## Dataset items
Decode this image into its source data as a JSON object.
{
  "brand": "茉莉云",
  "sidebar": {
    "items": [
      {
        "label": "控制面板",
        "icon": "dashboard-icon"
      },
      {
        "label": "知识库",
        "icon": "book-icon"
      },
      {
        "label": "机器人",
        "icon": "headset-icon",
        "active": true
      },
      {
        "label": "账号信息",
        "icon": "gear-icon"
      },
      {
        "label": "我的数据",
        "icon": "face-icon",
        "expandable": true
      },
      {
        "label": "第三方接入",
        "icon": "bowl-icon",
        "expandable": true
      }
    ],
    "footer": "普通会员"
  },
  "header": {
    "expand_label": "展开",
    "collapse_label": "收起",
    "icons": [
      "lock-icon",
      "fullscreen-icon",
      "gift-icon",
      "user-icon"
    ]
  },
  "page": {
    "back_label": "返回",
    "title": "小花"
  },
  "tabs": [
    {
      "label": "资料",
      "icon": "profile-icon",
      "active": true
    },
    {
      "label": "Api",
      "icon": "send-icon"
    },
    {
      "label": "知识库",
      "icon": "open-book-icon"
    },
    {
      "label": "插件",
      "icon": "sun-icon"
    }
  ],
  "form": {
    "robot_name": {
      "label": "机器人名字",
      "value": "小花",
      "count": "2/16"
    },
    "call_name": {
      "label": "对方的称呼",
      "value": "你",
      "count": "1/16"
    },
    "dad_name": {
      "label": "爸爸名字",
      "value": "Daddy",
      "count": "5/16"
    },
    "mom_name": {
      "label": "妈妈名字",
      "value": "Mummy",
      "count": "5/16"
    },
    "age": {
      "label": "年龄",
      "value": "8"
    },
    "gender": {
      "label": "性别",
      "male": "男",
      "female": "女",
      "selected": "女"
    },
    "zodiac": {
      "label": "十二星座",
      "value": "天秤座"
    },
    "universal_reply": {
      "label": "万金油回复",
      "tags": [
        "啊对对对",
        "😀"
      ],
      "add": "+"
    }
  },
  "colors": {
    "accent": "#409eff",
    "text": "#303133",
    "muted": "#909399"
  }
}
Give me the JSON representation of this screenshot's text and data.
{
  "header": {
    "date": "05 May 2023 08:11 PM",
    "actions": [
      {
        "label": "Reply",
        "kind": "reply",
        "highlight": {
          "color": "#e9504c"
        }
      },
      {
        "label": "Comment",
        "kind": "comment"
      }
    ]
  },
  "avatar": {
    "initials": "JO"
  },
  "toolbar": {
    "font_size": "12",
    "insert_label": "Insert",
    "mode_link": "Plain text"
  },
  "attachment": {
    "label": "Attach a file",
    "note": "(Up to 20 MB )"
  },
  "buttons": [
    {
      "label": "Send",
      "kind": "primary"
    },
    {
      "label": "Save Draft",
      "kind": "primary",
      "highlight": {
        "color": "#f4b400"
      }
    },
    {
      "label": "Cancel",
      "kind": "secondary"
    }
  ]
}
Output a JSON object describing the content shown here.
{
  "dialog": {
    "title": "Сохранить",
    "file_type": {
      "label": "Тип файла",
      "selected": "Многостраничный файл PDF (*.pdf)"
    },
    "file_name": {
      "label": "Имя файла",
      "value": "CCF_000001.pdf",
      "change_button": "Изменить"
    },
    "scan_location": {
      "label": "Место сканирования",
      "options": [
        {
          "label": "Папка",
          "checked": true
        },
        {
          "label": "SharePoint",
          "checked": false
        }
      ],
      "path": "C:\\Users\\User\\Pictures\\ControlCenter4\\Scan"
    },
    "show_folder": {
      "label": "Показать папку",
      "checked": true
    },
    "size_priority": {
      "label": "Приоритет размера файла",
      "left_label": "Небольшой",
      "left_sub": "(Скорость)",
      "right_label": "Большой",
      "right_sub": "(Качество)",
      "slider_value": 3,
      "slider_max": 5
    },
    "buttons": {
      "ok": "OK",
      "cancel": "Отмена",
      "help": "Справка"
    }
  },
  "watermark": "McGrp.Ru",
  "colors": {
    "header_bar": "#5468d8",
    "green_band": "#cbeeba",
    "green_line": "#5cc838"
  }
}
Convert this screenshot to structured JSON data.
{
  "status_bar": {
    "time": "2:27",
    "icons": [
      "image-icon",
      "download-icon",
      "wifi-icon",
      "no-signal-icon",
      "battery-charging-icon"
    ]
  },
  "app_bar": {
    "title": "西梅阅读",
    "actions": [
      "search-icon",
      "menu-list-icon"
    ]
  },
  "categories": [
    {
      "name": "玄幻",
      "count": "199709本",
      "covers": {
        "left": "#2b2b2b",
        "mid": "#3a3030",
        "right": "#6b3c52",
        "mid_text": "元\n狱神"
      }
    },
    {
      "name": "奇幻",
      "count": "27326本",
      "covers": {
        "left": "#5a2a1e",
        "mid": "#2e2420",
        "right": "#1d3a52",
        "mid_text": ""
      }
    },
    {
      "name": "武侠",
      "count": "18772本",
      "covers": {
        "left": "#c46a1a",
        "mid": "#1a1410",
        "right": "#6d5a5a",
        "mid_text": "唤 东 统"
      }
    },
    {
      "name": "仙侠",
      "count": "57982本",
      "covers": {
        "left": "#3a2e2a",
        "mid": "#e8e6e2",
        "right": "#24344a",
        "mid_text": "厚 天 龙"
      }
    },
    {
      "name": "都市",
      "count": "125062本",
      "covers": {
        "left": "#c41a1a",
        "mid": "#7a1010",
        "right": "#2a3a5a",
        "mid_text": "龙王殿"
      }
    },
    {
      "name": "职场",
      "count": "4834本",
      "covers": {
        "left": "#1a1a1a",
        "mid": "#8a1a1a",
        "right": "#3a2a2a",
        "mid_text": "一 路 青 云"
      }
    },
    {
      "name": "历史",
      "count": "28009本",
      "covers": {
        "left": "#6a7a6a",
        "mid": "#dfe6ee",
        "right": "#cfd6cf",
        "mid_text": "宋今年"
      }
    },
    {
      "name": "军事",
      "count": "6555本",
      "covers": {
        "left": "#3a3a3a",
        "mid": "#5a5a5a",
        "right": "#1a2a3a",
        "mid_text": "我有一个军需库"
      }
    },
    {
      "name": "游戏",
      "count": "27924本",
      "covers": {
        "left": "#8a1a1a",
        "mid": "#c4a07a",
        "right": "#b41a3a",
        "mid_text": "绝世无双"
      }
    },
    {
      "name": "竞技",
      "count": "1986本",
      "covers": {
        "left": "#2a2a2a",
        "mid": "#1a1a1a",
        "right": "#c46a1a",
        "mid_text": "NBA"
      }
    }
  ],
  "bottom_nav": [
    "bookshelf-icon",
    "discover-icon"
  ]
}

## TASK
Quote each line of the data above exactly as written.

## EXERCISE ANSWER
Decode this image into its source data as a JSON object.
{
  "brand": "茉莉云",
  "sidebar": {
    "items": [
      {
        "label": "控制面板",
        "icon": "dashboard-icon"
      },
      {
        "label": "知识库",
        "icon": "book-icon"
      },
      {
        "label": "机器人",
        "icon": "headset-icon",
        "active": true
      },
      {
        "label": "账号信息",
        "icon": "gear-icon"
      },
      {
        "label": "我的数据",
        "icon": "face-icon",
        "expandable": true
      },
      {
        "label": "第三方接入",
        "icon": "bowl-icon",
        "expandable": true
      }
    ],
    "footer": "普通会员"
  },
  "header": {
    "expand_label": "展开",
    "collapse_label": "收起",
    "icons": [
      "lock-icon",
      "fullscreen-icon",
      "gift-icon",
      "user-icon"
    ]
  },
  "page": {
    "back_label": "返回",
    "title": "小花"
  },
  "tabs": [
    {
      "label": "资料",
      "icon": "profile-icon",
      "active": true
    },
    {
      "label": "Api",
      "icon": "send-icon"
    },
    {
      "label": "知识库",
      "icon": "open-book-icon"
    },
    {
      "label": "插件",
      "icon": "sun-icon"
    }
  ],
  "form": {
    "robot_name": {
      "label": "机器人名字",
      "value": "小花",
      "count": "2/16"
    },
    "call_name": {
      "label": "对方的称呼",
      "value": "你",
      "count": "1/16"
    },
    "dad_name": {
      "label": "爸爸名字",
      "value": "Daddy",
      "count": "5/16"
    },
    "mom_name": {
      "label": "妈妈名字",
      "value": "Mummy",
      "count": "5/16"
    },
    "age": {
      "label": "年龄",
      "value": "8"
    },
    "gender": {
      "label": "性别",
      "male": "男",
      "female": "女",
      "selected": "女"
    },
    "zodiac": {
      "label": "十二星座",
      "value": "天秤座"
    },
    "universal_reply": {
      "label": "万金油回复",
      "tags": [
        "啊对对对",
        "😀"
      ],
      "add": "+"
    }
  },
  "colors": {
    "accent": "#409eff",
    "text": "#303133",
    "muted": "#909399"
  }
}
Give me the JSON representation of this screenshot's text and data.
{
  "header": {
    "date": "05 May 2023 08:11 PM",
    "actions": [
      {
        "label": "Reply",
        "kind": "reply",
        "highlight": {
          "color": "#e9504c"
        }
      },
      {
        "label": "Comment",
        "kind": "comment"
      }
    ]
  },
  "avatar": {
    "initials": "JO"
  },
  "toolbar": {
    "font_size": "12",
    "insert_label": "Insert",
    "mode_link": "Plain text"
  },
  "attachment": {
    "label": "Attach a file",
    "note": "(Up to 20 MB )"
  },
  "buttons": [
    {
      "label": "Send",
      "kind": "primary"
    },
    {
      "label": "Save Draft",
      "kind": "primary",
      "highlight": {
        "color": "#f4b400"
      }
    },
    {
      "label": "Cancel",
      "kind": "secondary"
    }
  ]
}
Output a JSON object describing the content shown here.
{
  "dialog": {
    "title": "Сохранить",
    "file_type": {
      "label": "Тип файла",
      "selected": "Многостраничный файл PDF (*.pdf)"
    },
    "file_name": {
      "label": "Имя файла",
      "value": "CCF_000001.pdf",
      "change_button": "Изменить"
    },
    "scan_location": {
      "label": "Место сканирования",
      "options": [
        {
          "label": "Папка",
          "checked": true
        },
        {
          "label": "SharePoint",
          "checked": false
        }
      ],
      "path": "C:\\Users\\User\\Pictures\\ControlCenter4\\Scan"
    },
    "show_folder": {
      "label": "Показать папку",
      "checked": true
    },
    "size_priority": {
      "label": "Приоритет размера файла",
      "left_label": "Небольшой",
      "left_sub": "(Скорость)",
      "right_label": "Большой",
      "right_sub": "(Качество)",
      "slider_value": 3,
      "slider_max": 5
    },
    "buttons": {
      "ok": "OK",
      "cancel": "Отмена",
      "help": "Справка"
    }
  },
  "watermark": "McGrp.Ru",
  "colors": {
    "header_bar": "#5468d8",
    "green_band": "#cbeeba",
    "green_line": "#5cc838"
  }
}
Convert this screenshot to structured JSON data.
{
  "status_bar": {
    "time": "2:27",
    "icons": [
      "image-icon",
      "download-icon",
      "wifi-icon",
      "no-signal-icon",
      "battery-charging-icon"
    ]
  },
  "app_bar": {
    "title": "西梅阅读",
    "actions": [
      "search-icon",
      "menu-list-icon"
    ]
  },
  "categories": [
    {
      "name": "玄幻",
      "count": "199709本",
      "covers": {
        "left": "#2b2b2b",
        "mid": "#3a3030",
        "right": "#6b3c52",
        "mid_text": "元\n狱神"
      }
    },
    {
      "name": "奇幻",
      "count": "27326本",
      "covers": {
        "left": "#5a2a1e",
        "mid": "#2e2420",
        "right": "#1d3a52",
        "mid_text": ""
      }
    },
    {
      "name": "武侠",
      "count": "18772本",
      "covers": {
        "left": "#c46a1a",
        "mid": "#1a1410",
        "right": "#6d5a5a",
        "mid_text": "唤 东 统"
      }
    },
    {
      "name": "仙侠",
      "count": "57982本",
      "covers": {
        "left": "#3a2e2a",
        "mid": "#e8e6e2",
        "right": "#24344a",
        "mid_text": "厚 天 龙"
      }
    },
    {
      "name": "都市",
      "count": "125062本",
      "covers": {
        "left": "#c41a1a",
        "mid": "#7a1010",
        "right": "#2a3a5a",
        "mid_text": "龙王殿"
      }
    },
    {
      "name": "职场",
      "count": "4834本",
      "covers": {
        "left": "#1a1a1a",
        "mid": "#8a1a1a",
        "right": "#3a2a2a",
        "mid_text": "一 路 青 云"
      }
    },
    {
      "name": "历史",
      "count": "28009本",
      "covers": {
        "left": "#6a7a6a",
        "mid": "#dfe6ee",
        "right": "#cfd6cf",
        "mid_text": "宋今年"
      }
    },
    {
      "name": "军事",
      "count": "6555本",
      "covers": {
        "left": "#3a3a3a",
        "mid": "#5a5a5a",
        "right": "#1a2a3a",
        "mid_text": "我有一个军需库"
      }
    },
    {
      "name": "游戏",
      "count": "27924本",
      "covers": {
        "left": "#8a1a1a",
        "mid": "#c4a07a",
        "right": "#b41a3a",
        "mid_text": "绝世无双"
      }
    },
    {
      "name": "竞技",
      "count": "1986本",
      "covers": {
        "left": "#2a2a2a",
        "mid": "#1a1a1a",
        "right": "#c46a1a",
        "mid_text": "NBA"
      }
    }
  ],
  "bottom_nav": [
    "bookshelf-icon",
    "discover-icon"
  ]
}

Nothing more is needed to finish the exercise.